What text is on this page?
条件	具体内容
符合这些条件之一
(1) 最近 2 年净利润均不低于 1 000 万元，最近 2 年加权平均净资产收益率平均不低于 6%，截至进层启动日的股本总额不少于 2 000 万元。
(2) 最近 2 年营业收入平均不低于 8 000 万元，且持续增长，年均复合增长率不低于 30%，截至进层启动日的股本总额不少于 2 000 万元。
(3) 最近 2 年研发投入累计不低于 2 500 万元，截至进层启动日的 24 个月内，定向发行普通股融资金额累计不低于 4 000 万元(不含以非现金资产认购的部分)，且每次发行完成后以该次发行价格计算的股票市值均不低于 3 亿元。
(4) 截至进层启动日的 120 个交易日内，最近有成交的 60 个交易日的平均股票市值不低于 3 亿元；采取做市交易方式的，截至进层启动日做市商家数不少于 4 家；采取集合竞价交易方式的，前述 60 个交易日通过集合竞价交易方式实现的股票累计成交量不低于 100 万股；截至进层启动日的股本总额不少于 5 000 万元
- - -
— SET PROBLEM —
Return the listing above in its exact form.

— OUTPUT —
What text is on this page?
条件	具体内容
符合这些条件之一
(1) 最近 2 年净利润均不低于 1 000 万元，最近 2 年加权平均净资产收益率平均不低于 6%，截至进层启动日的股本总额不少于 2 000 万元。
(2) 最近 2 年营业收入平均不低于 8 000 万元，且持续增长，年均复合增长率不低于 30%，截至进层启动日的股本总额不少于 2 000 万元。
(3) 最近 2 年研发投入累计不低于 2 500 万元，截至进层启动日的 24 个月内，定向发行普通股融资金额累计不低于 4 000 万元(不含以非现金资产认购的部分)，且每次发行完成后以该次发行价格计算的股票市值均不低于 3 亿元。
(4) 截至进层启动日的 120 个交易日内，最近有成交的 60 个交易日的平均股票市值不低于 3 亿元；采取做市交易方式的，截至进层启动日做市商家数不少于 4 家；采取集合竞价交易方式的，前述 60 个交易日通过集合竞价交易方式实现的股票累计成交量不低于 100 万股；截至进层启动日的股本总额不少于 5 000 万元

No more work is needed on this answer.